In the records below, copy out word for word every line starting at the one that contains "x-axis-category-label: Ecuador <box>875" and ending at the one that contains "y-axis-tick-label: 1,500,000 <box>14", both included.

DATASET EXTRACT:
== == ==

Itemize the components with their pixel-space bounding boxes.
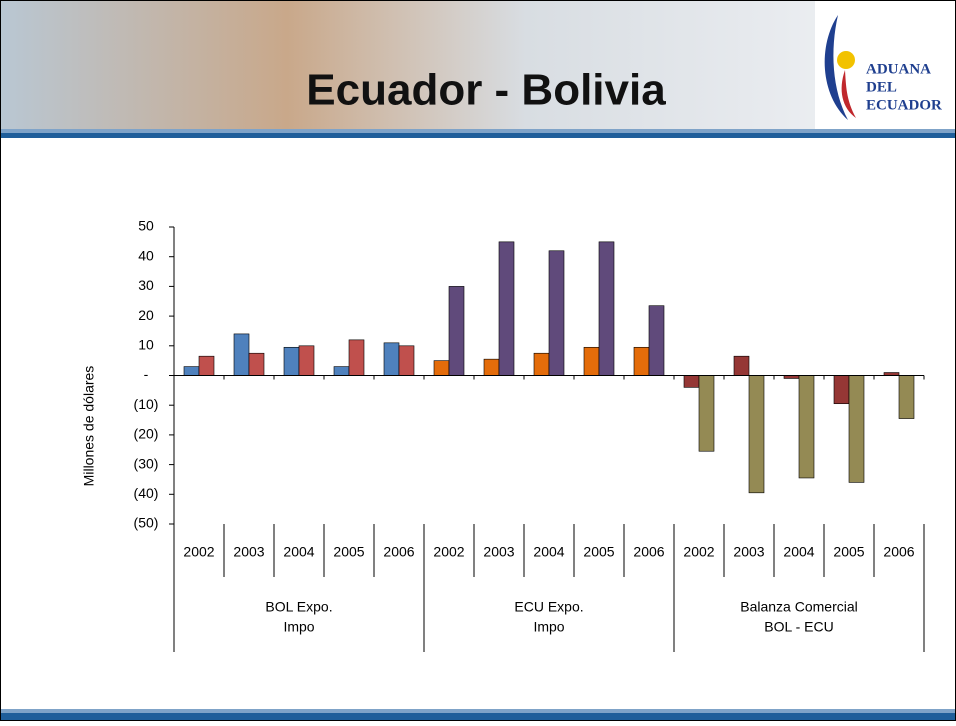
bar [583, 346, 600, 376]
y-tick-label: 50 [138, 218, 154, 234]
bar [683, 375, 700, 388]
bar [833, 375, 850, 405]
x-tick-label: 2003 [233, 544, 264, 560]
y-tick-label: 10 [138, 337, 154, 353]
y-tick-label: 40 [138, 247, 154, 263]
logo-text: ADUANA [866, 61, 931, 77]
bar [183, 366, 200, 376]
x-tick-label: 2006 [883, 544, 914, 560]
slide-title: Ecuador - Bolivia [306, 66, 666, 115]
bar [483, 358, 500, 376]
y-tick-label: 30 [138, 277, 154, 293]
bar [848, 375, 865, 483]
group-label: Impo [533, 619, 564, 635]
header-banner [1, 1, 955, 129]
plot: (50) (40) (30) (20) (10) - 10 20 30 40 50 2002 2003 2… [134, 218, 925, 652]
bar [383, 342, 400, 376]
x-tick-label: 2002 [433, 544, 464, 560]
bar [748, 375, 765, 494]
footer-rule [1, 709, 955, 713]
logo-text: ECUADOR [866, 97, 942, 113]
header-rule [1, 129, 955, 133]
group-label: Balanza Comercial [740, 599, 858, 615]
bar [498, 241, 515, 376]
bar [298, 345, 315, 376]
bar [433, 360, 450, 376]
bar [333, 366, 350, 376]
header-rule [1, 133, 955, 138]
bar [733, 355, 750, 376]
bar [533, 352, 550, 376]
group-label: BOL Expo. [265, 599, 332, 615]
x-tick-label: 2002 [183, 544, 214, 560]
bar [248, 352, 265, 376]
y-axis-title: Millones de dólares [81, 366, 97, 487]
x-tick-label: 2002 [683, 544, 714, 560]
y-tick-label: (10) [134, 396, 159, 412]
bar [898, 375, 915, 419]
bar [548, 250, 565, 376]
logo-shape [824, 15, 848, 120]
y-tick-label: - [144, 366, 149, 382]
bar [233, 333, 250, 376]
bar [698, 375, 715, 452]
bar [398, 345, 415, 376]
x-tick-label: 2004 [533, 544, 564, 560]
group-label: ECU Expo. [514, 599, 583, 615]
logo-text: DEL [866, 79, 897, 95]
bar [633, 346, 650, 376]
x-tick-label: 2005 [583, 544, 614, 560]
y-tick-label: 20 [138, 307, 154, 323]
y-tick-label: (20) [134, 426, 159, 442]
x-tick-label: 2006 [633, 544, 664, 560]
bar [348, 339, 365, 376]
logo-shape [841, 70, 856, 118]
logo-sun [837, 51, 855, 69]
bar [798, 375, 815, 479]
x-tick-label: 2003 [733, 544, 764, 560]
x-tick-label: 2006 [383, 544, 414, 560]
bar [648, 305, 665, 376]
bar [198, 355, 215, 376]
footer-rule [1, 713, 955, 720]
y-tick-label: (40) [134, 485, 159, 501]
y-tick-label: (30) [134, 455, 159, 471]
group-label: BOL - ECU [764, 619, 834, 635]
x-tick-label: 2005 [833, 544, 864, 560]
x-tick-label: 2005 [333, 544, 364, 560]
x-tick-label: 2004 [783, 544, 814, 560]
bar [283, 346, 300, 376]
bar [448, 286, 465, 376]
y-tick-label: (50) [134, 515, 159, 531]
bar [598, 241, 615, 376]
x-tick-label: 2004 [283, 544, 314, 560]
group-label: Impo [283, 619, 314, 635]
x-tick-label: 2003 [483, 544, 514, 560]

== == ==

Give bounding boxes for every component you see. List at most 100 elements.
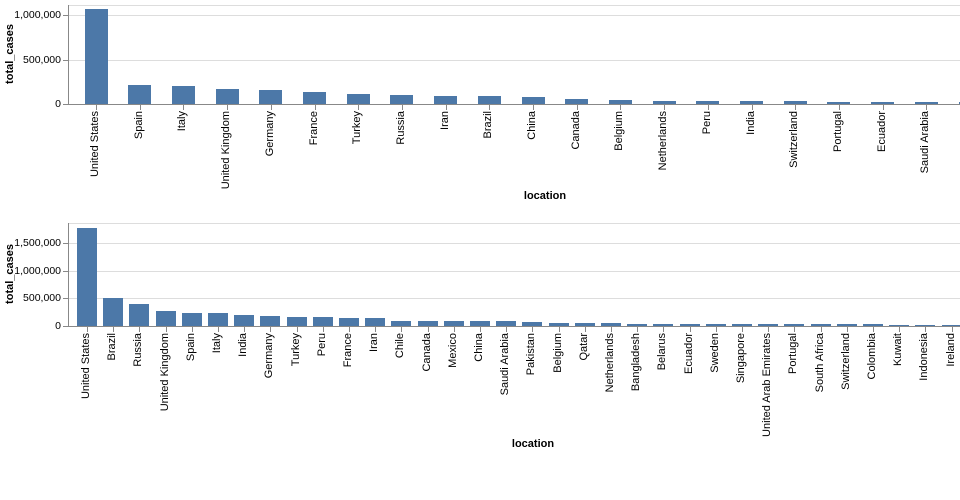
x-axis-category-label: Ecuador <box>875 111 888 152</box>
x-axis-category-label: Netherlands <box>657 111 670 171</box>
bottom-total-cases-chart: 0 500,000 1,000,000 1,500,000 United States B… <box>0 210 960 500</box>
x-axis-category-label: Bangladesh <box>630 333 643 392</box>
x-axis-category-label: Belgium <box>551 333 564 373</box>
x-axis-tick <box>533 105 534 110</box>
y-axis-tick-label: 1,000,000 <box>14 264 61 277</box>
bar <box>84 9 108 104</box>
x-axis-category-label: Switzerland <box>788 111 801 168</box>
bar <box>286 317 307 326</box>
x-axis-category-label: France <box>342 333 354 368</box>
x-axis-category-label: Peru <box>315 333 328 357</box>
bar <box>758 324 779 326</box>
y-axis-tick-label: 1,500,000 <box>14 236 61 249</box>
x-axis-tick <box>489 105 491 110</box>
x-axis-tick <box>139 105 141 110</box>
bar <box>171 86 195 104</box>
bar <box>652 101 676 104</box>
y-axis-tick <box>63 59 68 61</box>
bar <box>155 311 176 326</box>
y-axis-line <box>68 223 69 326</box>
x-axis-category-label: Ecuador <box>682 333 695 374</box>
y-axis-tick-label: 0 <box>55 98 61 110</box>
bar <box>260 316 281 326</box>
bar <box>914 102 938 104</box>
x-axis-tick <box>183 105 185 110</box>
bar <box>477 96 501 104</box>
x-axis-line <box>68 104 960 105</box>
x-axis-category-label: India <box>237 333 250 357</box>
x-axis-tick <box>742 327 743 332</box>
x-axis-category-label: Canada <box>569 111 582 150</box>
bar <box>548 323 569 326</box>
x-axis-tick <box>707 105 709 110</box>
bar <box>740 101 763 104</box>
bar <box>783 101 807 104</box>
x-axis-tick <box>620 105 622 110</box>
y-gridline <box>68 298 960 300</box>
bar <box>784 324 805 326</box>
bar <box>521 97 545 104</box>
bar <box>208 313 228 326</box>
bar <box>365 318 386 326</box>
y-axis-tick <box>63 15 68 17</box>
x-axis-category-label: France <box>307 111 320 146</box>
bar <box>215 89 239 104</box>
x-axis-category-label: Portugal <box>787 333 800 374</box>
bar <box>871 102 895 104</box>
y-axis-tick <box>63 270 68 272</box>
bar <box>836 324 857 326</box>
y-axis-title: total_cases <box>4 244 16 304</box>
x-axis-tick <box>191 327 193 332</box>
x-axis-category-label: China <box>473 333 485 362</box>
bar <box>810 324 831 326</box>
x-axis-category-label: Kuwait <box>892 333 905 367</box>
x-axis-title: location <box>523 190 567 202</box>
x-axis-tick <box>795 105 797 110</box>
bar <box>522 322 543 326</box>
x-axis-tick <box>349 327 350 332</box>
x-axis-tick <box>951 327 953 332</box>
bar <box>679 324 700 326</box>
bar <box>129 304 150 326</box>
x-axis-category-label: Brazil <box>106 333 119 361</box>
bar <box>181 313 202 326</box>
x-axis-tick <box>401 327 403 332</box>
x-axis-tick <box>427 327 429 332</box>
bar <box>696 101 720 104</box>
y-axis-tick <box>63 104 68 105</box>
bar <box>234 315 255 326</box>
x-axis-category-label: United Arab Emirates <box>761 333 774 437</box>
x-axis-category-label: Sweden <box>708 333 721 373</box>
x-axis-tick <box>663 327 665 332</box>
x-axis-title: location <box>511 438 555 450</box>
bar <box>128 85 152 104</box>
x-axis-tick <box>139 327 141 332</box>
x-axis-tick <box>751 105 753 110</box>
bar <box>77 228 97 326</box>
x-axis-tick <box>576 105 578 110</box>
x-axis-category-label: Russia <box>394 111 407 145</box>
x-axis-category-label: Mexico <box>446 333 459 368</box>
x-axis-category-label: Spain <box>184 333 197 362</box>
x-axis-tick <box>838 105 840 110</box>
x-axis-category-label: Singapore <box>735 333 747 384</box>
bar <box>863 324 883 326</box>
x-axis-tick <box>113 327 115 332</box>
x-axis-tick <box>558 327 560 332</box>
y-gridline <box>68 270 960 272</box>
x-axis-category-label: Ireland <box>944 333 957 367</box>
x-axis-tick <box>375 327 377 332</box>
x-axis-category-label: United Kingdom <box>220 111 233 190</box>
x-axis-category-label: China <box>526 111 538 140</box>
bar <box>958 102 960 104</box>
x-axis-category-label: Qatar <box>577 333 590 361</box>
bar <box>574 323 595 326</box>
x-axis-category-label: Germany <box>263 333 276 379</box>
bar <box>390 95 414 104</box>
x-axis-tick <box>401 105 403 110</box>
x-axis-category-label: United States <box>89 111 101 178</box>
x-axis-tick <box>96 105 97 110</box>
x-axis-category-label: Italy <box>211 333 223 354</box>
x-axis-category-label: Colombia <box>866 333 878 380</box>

== == ==

OUTPUT OF THE EXERCISE:
x-axis-category-label: Ecuador <box>875 111 888 152</box>
x-axis-category-label: Netherlands <box>657 111 670 171</box>
bottom-total-cases-chart: 0 500,000 1,000,000 1,500,000 United States B… <box>0 210 960 500</box>
x-axis-category-label: Bangladesh <box>630 333 643 392</box>
x-axis-category-label: Belgium <box>551 333 564 373</box>
x-axis-tick <box>533 105 534 110</box>
y-axis-tick-label: 1,000,000 <box>14 264 61 277</box>
bar <box>84 9 108 104</box>
x-axis-category-label: Switzerland <box>788 111 801 168</box>
bar <box>286 317 307 326</box>
x-axis-category-label: France <box>342 333 354 368</box>
x-axis-category-label: Peru <box>315 333 328 357</box>
bar <box>758 324 779 326</box>
y-axis-tick-label: 1,500,000 <box>14 236 61 249</box>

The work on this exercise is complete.